[Stored items]
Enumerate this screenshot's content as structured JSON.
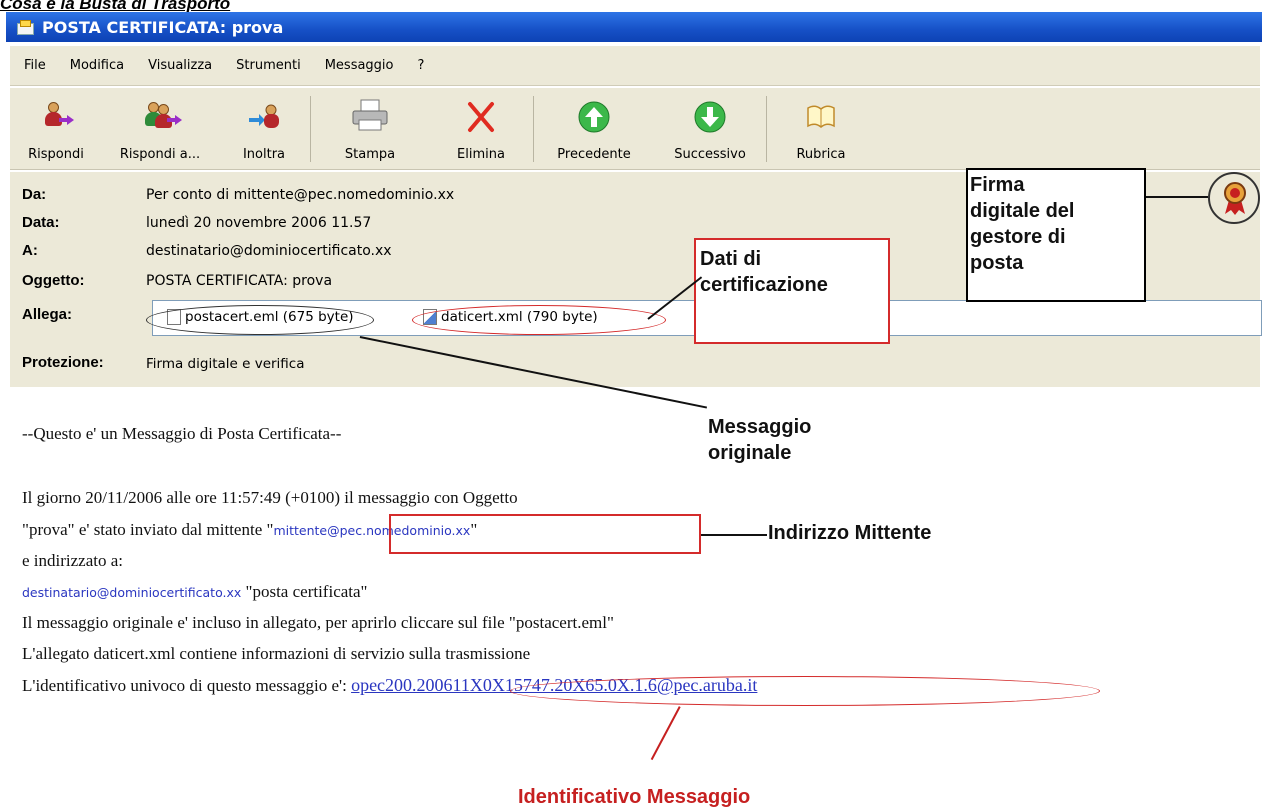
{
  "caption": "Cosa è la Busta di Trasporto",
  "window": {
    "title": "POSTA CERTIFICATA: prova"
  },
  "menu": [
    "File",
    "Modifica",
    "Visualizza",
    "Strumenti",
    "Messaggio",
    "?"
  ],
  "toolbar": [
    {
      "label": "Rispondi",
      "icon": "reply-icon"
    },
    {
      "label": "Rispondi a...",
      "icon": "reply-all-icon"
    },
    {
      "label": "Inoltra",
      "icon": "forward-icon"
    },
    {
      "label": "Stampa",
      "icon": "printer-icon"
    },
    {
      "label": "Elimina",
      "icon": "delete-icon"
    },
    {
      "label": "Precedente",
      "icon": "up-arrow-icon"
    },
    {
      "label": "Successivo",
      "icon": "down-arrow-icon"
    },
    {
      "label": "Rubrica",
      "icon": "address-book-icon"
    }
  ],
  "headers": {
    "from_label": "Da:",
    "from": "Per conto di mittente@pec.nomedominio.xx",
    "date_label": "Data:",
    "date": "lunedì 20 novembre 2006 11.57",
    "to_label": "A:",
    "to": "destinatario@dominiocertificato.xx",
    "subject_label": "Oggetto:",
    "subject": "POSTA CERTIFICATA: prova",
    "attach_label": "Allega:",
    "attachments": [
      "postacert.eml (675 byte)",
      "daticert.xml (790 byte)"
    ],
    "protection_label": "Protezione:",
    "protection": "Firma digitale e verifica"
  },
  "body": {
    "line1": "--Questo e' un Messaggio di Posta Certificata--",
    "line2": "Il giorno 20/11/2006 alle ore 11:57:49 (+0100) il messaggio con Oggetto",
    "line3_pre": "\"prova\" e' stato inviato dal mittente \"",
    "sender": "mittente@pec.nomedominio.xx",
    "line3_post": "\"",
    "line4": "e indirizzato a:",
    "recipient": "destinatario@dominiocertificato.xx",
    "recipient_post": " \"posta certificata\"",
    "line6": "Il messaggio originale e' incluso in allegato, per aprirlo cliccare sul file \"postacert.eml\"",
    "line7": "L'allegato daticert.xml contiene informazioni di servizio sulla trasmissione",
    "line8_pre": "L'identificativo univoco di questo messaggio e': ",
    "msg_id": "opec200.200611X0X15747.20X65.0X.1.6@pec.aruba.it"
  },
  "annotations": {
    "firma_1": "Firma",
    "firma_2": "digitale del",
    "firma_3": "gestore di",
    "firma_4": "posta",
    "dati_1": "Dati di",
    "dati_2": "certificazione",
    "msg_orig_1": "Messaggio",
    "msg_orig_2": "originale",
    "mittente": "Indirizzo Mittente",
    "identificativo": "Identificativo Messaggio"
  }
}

▶ Written instruction:
Copy out the whole listing exactly, and don't carry over any pictures.

▶ Output of the task:
Enumerate this screenshot's content as structured JSON.
{
  "caption": "Cosa è la Busta di Trasporto",
  "window": {
    "title": "POSTA CERTIFICATA: prova"
  },
  "menu": [
    "File",
    "Modifica",
    "Visualizza",
    "Strumenti",
    "Messaggio",
    "?"
  ],
  "toolbar": [
    {
      "label": "Rispondi",
      "icon": "reply-icon"
    },
    {
      "label": "Rispondi a...",
      "icon": "reply-all-icon"
    },
    {
      "label": "Inoltra",
      "icon": "forward-icon"
    },
    {
      "label": "Stampa",
      "icon": "printer-icon"
    },
    {
      "label": "Elimina",
      "icon": "delete-icon"
    },
    {
      "label": "Precedente",
      "icon": "up-arrow-icon"
    },
    {
      "label": "Successivo",
      "icon": "down-arrow-icon"
    },
    {
      "label": "Rubrica",
      "icon": "address-book-icon"
    }
  ],
  "headers": {
    "from_label": "Da:",
    "from": "Per conto di mittente@pec.nomedominio.xx",
    "date_label": "Data:",
    "date": "lunedì 20 novembre 2006 11.57",
    "to_label": "A:",
    "to": "destinatario@dominiocertificato.xx",
    "subject_label": "Oggetto:",
    "subject": "POSTA CERTIFICATA: prova",
    "attach_label": "Allega:",
    "attachments": [
      "postacert.eml (675 byte)",
      "daticert.xml (790 byte)"
    ],
    "protection_label": "Protezione:",
    "protection": "Firma digitale e verifica"
  },
  "body": {
    "line1": "--Questo e' un Messaggio di Posta Certificata--",
    "line2": "Il giorno 20/11/2006 alle ore 11:57:49 (+0100) il messaggio con Oggetto",
    "line3_pre": "\"prova\" e' stato inviato dal mittente \"",
    "sender": "mittente@pec.nomedominio.xx",
    "line3_post": "\"",
    "line4": "e indirizzato a:",
    "recipient": "destinatario@dominiocertificato.xx",
    "recipient_post": " \"posta certificata\"",
    "line6": "Il messaggio originale e' incluso in allegato, per aprirlo cliccare sul file \"postacert.eml\"",
    "line7": "L'allegato daticert.xml contiene informazioni di servizio sulla trasmissione",
    "line8_pre": "L'identificativo univoco di questo messaggio e': ",
    "msg_id": "opec200.200611X0X15747.20X65.0X.1.6@pec.aruba.it"
  },
  "annotations": {
    "firma_1": "Firma",
    "firma_2": "digitale del",
    "firma_3": "gestore di",
    "firma_4": "posta",
    "dati_1": "Dati di",
    "dati_2": "certificazione",
    "msg_orig_1": "Messaggio",
    "msg_orig_2": "originale",
    "mittente": "Indirizzo Mittente",
    "identificativo": "Identificativo Messaggio"
  }
}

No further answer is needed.